— start Records to process —

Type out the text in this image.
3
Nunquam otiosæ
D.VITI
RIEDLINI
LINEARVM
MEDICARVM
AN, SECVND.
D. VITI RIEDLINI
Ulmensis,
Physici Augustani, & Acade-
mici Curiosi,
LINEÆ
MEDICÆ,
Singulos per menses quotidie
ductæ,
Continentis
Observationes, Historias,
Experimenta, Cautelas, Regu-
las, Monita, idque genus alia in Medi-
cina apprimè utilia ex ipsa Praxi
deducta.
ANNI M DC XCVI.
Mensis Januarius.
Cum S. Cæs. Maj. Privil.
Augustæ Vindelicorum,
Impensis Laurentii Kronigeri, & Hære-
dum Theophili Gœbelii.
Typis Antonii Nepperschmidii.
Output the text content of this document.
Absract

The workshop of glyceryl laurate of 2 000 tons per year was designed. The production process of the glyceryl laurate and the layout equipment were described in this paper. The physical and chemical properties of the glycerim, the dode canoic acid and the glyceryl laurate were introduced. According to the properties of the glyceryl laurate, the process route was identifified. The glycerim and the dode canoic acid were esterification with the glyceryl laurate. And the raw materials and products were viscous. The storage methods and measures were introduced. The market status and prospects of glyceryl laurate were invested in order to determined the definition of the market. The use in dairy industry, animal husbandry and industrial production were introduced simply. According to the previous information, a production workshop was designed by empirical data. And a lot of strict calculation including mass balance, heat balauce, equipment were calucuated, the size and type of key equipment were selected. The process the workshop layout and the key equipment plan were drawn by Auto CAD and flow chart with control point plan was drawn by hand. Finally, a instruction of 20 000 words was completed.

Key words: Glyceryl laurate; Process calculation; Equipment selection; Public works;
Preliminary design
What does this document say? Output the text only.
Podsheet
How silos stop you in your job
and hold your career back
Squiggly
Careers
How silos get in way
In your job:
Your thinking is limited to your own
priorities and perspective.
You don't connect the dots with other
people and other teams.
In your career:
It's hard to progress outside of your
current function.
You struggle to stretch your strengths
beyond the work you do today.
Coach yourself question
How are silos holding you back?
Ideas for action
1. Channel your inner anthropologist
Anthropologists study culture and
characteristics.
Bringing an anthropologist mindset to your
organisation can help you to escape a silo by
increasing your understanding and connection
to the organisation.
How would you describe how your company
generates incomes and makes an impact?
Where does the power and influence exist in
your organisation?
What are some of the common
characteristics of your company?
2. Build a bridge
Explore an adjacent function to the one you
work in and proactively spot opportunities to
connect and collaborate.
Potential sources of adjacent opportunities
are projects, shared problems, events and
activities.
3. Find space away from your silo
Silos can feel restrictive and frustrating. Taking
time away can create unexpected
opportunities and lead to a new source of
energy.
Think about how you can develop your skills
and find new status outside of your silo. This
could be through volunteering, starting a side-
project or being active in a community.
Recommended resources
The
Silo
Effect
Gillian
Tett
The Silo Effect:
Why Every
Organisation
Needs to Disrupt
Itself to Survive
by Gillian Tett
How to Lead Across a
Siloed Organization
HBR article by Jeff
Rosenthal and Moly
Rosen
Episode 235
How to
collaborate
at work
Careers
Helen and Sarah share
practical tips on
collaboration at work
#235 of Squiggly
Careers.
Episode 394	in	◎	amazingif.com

— end Records to process —

### What the task requires
Gather each line in the entries above where the string "Output" is found.

### Answer for this exercise
Output the text content of this document.
What does this document say? Output the text only.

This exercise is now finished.